▶ _Supplied material_:
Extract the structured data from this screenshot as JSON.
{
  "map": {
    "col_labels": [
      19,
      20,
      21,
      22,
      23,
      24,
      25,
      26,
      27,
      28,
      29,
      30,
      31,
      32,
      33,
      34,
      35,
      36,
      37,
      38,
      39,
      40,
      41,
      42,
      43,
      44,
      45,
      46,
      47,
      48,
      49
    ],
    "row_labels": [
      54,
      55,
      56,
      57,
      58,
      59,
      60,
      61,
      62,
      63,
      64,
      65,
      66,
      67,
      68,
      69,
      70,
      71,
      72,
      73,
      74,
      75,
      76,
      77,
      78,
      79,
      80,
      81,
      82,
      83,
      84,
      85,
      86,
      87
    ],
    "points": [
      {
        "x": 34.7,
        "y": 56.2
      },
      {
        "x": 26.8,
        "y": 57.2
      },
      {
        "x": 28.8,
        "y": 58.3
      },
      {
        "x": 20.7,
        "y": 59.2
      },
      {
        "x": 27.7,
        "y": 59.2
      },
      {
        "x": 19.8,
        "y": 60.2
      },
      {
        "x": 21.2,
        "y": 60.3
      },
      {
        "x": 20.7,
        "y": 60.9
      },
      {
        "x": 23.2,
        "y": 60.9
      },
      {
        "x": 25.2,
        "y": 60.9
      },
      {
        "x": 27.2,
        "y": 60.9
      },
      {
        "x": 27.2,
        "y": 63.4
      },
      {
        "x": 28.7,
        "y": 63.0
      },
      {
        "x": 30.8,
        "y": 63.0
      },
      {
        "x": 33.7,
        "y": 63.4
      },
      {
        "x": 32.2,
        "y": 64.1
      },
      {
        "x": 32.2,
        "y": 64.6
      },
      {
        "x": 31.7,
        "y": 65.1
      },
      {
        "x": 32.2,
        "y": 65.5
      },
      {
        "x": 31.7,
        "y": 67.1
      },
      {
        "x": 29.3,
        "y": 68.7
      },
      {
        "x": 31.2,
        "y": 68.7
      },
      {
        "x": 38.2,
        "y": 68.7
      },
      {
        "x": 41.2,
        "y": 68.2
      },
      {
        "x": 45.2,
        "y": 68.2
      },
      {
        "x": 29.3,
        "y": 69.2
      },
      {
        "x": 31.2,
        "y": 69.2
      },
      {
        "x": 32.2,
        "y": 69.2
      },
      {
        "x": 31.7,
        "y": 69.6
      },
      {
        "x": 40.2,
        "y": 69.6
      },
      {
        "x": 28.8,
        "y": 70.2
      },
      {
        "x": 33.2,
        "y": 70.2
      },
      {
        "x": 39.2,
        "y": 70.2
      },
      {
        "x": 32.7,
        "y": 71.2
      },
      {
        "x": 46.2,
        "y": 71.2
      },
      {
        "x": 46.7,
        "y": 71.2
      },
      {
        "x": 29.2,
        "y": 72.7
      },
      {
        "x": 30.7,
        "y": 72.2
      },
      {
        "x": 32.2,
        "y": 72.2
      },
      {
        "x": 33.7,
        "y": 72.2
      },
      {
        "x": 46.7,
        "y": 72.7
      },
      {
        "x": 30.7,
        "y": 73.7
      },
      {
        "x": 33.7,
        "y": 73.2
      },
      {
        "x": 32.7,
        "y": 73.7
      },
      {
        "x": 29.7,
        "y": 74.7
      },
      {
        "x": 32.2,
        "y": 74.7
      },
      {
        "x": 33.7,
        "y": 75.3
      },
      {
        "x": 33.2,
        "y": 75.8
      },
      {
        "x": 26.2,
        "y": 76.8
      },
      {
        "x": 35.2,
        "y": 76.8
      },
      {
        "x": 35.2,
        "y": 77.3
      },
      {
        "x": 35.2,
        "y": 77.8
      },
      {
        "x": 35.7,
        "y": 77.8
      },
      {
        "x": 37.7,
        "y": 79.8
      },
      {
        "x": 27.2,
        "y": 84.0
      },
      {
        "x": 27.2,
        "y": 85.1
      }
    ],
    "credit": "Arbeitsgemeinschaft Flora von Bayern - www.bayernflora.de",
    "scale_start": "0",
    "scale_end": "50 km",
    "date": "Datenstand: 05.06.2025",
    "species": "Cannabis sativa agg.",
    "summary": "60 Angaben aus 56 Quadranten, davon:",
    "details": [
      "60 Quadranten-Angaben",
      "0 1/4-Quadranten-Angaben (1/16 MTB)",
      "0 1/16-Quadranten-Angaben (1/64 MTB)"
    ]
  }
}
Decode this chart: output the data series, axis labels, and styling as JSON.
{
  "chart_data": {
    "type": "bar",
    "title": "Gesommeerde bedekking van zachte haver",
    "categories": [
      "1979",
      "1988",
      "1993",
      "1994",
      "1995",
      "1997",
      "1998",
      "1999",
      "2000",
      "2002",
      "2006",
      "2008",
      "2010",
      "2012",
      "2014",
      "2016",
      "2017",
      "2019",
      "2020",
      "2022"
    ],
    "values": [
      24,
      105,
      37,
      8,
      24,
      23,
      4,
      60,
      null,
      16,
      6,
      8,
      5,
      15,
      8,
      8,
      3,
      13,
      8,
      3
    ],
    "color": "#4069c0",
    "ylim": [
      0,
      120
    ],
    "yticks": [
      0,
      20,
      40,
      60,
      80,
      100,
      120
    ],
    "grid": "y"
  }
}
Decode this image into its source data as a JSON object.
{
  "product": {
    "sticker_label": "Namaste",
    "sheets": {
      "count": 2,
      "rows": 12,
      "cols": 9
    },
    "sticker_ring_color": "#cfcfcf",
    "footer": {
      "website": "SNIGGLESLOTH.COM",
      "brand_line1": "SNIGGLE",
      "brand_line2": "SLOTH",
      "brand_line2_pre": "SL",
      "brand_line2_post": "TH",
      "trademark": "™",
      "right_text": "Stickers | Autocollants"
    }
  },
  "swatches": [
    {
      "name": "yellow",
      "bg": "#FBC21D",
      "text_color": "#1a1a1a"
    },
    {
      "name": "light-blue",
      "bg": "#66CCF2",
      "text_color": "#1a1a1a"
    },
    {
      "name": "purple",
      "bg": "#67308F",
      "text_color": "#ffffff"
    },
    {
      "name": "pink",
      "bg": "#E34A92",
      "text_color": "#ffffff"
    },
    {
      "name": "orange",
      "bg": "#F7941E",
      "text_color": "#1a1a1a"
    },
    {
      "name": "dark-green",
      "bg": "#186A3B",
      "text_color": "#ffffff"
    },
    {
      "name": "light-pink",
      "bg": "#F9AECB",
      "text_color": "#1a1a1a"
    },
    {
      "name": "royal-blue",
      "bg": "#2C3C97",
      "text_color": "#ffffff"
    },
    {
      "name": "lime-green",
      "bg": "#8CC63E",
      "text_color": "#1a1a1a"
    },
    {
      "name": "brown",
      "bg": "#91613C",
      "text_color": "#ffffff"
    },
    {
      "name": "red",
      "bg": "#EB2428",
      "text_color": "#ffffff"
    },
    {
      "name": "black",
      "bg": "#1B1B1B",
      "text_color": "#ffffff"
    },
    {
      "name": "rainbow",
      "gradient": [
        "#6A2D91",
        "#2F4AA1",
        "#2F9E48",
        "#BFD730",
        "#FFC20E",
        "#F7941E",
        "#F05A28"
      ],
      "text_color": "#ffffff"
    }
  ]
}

▶ _Instructions for the task_: Each line containing the word "Decode" counts once; say how many such lines there are, giving only the number.

▶ _Exercise output_: 2